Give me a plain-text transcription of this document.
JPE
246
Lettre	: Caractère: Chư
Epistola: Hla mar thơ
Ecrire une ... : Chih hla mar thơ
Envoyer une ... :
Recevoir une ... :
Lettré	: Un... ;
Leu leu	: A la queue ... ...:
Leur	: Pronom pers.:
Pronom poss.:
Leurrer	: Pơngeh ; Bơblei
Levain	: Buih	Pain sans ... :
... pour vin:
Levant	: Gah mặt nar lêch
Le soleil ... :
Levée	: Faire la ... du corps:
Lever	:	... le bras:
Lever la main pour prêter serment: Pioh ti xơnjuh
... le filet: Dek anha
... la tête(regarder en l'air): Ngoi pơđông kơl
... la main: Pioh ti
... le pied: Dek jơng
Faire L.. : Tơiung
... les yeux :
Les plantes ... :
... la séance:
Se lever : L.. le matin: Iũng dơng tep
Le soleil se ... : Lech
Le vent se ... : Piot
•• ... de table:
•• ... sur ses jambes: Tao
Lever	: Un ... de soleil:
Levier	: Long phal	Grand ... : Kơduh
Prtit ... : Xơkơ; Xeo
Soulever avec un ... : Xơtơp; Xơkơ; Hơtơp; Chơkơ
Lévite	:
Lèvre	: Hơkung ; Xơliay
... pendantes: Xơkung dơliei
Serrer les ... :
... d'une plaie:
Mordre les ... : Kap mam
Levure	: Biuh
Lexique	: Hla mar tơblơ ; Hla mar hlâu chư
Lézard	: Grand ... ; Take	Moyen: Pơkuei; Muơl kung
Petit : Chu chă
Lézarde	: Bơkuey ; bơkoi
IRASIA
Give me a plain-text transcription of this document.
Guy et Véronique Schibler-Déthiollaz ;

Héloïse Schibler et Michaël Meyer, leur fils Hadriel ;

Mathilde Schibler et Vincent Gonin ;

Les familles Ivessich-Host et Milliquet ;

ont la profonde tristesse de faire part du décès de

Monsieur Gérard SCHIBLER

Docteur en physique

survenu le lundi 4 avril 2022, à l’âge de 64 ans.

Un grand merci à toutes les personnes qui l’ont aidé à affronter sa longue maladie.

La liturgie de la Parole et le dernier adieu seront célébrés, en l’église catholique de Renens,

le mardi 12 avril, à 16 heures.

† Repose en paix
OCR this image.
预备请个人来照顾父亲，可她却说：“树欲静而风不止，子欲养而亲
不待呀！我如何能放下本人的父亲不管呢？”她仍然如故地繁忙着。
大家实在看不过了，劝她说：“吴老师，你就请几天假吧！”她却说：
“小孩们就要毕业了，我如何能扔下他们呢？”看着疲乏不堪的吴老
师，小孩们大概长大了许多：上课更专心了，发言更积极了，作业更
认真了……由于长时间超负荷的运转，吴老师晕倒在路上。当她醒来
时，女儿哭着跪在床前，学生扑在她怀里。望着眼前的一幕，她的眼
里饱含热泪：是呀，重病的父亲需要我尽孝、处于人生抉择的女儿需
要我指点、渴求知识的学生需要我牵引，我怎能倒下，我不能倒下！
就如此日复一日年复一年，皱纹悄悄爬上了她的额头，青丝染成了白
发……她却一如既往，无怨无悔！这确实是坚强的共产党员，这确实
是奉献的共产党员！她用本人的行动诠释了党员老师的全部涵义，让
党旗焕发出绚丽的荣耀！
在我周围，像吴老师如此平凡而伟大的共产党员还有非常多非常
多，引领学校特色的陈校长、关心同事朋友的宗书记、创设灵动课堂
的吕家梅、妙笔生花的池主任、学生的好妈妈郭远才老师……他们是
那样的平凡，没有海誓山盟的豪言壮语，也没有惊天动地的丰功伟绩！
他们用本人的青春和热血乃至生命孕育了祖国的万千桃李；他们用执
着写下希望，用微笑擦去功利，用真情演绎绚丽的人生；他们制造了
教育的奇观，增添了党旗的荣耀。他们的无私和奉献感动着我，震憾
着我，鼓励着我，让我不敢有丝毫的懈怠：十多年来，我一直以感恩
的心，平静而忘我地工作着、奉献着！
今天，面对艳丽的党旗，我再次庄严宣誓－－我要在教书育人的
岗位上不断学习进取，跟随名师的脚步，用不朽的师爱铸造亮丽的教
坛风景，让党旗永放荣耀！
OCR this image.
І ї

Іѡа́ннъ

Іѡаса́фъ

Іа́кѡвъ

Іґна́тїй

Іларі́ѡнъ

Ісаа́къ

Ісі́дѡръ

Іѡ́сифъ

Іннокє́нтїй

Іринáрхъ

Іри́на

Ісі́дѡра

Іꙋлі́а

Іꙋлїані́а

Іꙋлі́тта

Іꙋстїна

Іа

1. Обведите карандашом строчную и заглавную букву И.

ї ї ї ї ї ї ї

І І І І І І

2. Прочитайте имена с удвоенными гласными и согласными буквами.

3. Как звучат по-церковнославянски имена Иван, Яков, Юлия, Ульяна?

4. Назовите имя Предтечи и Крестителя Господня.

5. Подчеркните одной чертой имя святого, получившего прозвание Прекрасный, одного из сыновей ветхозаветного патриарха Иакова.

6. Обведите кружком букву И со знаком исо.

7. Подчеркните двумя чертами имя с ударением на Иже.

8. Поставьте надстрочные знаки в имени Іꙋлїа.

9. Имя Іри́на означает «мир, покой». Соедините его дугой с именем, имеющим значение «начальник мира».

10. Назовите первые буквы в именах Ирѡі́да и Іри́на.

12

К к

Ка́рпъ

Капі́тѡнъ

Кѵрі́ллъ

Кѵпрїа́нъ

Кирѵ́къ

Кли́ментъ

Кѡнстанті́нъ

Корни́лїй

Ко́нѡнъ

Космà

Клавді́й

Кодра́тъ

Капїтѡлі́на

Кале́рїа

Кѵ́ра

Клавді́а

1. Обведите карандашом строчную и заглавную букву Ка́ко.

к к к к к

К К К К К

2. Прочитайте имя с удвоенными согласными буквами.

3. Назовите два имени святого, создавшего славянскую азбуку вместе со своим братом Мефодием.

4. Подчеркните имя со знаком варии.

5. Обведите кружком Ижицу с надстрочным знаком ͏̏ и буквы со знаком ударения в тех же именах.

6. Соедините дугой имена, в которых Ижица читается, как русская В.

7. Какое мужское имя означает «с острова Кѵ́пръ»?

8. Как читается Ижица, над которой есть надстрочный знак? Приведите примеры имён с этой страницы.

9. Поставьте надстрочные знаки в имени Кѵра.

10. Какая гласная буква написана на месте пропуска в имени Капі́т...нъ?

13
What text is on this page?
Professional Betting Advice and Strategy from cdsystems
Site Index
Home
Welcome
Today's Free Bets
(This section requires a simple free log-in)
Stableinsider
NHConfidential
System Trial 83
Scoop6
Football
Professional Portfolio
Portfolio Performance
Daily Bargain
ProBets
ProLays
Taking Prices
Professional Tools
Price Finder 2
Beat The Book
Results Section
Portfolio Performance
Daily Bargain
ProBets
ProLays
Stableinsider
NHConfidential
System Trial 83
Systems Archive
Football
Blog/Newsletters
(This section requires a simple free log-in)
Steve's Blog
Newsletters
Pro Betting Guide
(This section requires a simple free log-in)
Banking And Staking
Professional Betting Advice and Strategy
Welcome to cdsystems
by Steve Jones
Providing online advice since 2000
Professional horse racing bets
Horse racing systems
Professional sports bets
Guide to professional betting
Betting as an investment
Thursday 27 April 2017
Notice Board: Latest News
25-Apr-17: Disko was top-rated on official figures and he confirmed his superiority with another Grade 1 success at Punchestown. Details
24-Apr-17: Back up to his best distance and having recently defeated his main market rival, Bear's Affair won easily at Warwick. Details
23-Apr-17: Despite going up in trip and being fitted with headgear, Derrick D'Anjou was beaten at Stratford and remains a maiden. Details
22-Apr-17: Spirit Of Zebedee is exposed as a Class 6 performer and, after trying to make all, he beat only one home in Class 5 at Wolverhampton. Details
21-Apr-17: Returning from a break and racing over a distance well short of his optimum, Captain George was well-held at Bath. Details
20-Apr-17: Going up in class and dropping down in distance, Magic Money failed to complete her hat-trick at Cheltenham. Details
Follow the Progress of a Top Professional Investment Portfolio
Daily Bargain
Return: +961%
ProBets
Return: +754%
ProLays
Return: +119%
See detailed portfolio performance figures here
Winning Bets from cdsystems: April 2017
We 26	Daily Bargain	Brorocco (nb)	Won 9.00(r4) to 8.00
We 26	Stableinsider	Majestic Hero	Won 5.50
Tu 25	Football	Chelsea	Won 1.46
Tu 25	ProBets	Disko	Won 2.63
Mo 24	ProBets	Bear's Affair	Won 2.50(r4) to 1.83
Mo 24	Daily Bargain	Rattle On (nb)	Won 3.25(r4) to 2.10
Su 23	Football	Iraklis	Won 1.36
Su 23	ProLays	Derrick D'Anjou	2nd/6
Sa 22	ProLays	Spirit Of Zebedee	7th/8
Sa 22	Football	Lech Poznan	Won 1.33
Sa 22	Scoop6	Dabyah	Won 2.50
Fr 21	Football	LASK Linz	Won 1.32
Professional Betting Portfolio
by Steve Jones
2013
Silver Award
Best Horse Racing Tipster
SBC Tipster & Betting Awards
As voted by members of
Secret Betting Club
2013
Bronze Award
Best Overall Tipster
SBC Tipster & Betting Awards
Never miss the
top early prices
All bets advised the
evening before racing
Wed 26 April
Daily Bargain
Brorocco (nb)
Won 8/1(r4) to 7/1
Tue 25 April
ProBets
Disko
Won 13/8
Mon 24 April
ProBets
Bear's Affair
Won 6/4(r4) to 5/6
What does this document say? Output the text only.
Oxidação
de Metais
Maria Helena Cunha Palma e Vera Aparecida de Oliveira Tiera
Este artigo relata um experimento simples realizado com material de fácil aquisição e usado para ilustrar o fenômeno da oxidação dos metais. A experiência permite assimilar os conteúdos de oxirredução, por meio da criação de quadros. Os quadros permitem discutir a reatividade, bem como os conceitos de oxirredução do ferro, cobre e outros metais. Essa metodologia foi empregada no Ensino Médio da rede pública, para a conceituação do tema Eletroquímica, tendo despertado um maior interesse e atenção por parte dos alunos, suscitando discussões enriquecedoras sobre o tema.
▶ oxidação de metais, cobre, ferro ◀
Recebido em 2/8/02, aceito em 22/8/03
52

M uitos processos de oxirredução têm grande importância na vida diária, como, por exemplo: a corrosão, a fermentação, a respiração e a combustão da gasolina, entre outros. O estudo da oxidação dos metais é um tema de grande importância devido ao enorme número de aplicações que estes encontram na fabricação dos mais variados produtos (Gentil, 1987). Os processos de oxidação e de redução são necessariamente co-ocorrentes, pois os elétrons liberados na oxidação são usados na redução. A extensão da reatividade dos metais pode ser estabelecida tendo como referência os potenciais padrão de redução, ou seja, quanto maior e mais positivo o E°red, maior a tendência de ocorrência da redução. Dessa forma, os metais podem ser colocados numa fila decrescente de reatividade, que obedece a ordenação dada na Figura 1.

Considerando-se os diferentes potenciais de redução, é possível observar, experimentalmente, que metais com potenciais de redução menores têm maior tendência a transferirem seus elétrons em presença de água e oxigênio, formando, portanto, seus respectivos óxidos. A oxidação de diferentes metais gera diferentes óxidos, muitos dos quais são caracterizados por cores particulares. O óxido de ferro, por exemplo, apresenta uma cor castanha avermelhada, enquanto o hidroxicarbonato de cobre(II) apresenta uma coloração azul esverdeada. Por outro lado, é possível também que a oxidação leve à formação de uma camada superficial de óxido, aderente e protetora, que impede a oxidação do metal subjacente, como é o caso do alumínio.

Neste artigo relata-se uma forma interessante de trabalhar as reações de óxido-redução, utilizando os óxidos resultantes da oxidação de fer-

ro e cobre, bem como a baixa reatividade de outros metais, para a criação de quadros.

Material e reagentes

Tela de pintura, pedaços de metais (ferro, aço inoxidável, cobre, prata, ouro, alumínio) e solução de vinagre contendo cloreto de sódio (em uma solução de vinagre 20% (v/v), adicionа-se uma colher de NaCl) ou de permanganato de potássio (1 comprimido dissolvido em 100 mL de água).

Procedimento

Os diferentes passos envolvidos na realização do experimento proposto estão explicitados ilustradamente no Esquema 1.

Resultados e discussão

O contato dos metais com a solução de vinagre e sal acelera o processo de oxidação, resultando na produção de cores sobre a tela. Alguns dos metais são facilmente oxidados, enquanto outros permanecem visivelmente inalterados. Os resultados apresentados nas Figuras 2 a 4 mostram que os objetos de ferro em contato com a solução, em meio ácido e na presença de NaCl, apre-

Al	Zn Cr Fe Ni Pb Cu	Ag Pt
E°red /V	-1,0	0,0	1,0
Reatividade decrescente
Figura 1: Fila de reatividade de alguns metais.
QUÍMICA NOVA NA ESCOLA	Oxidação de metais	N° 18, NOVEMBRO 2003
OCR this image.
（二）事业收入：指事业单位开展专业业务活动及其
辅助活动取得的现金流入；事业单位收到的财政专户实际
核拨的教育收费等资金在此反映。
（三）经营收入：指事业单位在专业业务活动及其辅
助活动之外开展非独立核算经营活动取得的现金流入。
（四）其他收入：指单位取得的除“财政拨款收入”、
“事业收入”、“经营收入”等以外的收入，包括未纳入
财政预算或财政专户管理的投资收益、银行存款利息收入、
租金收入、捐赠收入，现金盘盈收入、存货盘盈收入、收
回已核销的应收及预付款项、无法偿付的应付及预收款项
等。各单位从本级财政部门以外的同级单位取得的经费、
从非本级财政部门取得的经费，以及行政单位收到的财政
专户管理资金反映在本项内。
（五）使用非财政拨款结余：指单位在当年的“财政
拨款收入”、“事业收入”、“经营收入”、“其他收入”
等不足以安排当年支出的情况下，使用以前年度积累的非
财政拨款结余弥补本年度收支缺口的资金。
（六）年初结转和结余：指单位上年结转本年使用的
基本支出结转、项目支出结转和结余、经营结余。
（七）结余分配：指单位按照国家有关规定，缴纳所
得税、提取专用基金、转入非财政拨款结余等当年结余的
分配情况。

========================================================================

Exercise brief - Search the data for the string "кружком" and copy each line where it appears.

Solved problem -
6. Обведите кружком букву И со знаком исо.
5. Обведите кружком Ижицу с надстрочным знаком ͏̏ и буквы со знаком ударения в тех же именах.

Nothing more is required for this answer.